## Exercise directions
Return only the number of lines that hold "clients".
====== Extracted information
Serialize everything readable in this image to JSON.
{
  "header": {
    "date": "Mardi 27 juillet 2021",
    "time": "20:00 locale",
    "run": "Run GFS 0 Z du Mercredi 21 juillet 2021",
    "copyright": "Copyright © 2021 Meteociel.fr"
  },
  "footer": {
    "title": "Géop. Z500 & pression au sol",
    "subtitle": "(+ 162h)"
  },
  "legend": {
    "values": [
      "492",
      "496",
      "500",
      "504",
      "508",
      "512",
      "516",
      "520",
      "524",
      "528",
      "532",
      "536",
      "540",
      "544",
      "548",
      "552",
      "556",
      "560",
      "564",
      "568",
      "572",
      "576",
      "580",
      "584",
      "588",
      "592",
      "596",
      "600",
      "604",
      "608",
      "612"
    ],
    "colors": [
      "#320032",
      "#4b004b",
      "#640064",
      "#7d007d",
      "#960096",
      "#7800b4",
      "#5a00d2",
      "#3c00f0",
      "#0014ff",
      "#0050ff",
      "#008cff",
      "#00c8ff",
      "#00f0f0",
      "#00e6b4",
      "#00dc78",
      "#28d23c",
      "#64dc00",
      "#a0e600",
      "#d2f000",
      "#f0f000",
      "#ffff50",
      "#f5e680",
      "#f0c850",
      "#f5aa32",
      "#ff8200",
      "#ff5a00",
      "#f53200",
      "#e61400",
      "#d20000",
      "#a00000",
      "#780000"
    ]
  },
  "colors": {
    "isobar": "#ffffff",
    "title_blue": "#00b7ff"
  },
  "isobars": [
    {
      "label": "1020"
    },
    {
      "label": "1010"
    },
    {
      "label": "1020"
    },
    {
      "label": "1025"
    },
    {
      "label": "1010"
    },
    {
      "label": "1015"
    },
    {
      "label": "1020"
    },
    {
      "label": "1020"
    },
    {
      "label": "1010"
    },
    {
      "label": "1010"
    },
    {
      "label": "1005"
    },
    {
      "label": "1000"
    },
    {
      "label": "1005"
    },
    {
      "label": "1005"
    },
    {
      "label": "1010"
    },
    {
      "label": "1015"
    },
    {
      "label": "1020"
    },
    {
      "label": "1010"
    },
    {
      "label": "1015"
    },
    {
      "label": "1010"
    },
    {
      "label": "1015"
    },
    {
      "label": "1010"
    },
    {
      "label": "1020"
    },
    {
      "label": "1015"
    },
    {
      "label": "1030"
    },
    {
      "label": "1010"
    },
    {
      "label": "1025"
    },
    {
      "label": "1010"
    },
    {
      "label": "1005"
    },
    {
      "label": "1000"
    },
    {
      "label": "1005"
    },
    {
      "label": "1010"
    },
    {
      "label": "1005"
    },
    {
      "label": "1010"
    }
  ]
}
============
====== Extracted information
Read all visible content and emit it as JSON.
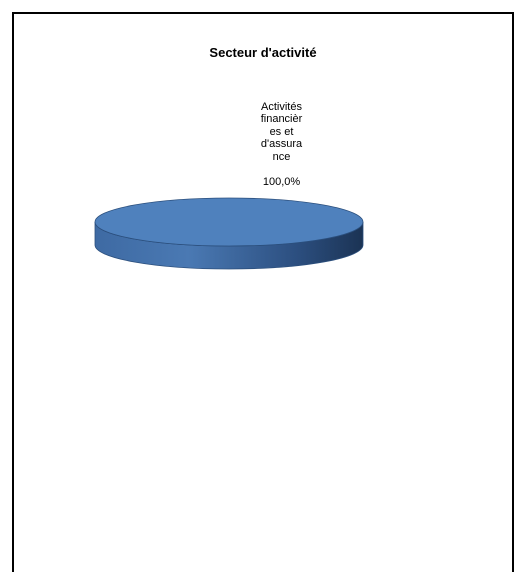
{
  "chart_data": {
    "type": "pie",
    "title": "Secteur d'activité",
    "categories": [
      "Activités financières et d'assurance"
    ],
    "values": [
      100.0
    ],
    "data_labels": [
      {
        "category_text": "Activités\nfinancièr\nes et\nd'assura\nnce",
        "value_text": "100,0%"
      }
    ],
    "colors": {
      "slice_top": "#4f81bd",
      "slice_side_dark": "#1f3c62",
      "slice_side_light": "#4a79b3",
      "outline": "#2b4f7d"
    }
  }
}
============
====== Extracted information
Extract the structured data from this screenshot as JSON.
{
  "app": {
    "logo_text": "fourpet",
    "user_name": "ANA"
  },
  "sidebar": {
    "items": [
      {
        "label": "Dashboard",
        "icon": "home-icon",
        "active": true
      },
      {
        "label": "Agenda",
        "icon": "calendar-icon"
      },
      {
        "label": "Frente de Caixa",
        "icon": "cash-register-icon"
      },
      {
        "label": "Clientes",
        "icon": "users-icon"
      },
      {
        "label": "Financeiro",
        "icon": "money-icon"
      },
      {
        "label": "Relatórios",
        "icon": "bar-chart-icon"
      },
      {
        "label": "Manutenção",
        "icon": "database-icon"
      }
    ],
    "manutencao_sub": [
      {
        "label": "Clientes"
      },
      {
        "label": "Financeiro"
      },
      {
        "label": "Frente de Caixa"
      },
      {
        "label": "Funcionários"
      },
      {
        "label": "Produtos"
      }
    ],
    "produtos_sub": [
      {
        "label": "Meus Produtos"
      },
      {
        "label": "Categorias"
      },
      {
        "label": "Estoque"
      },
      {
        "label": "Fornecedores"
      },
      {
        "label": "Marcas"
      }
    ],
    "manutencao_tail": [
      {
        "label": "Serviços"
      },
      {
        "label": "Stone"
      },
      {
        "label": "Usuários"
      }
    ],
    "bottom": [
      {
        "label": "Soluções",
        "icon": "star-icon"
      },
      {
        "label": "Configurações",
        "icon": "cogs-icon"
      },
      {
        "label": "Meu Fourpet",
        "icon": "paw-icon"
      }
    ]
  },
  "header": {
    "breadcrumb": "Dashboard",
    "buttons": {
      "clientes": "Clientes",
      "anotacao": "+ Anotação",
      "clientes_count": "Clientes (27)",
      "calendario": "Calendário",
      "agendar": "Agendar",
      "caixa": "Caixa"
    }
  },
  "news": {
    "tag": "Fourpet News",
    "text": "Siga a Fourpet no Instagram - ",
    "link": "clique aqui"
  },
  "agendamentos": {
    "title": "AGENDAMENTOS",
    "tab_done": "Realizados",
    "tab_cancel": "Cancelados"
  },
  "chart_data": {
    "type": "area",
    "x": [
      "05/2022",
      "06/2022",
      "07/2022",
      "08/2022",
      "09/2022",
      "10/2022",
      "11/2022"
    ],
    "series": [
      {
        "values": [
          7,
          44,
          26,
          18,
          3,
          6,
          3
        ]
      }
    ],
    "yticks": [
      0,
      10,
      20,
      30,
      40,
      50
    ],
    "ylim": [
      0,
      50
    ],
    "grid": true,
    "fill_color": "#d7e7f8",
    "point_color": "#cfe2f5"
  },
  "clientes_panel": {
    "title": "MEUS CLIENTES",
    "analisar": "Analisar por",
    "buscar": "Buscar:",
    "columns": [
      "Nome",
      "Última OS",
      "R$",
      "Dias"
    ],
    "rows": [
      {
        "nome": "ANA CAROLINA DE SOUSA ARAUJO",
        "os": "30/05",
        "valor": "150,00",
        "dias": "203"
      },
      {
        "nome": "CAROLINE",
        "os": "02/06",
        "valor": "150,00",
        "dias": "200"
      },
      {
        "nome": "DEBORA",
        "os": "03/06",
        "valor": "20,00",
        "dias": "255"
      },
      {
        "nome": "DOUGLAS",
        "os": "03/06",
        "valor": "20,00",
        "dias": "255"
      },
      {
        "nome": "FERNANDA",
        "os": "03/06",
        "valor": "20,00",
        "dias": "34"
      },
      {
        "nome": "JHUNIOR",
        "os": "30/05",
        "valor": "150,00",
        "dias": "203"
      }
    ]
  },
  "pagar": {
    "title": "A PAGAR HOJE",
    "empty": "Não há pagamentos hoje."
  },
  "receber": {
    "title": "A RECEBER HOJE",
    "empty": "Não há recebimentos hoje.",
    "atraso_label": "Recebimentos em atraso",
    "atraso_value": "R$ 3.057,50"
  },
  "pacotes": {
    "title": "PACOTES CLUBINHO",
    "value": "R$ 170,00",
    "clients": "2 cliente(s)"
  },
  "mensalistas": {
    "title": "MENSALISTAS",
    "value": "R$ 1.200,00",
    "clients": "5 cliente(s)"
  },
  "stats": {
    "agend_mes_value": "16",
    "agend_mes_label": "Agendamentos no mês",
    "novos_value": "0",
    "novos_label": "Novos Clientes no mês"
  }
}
============
## Exercise answer
2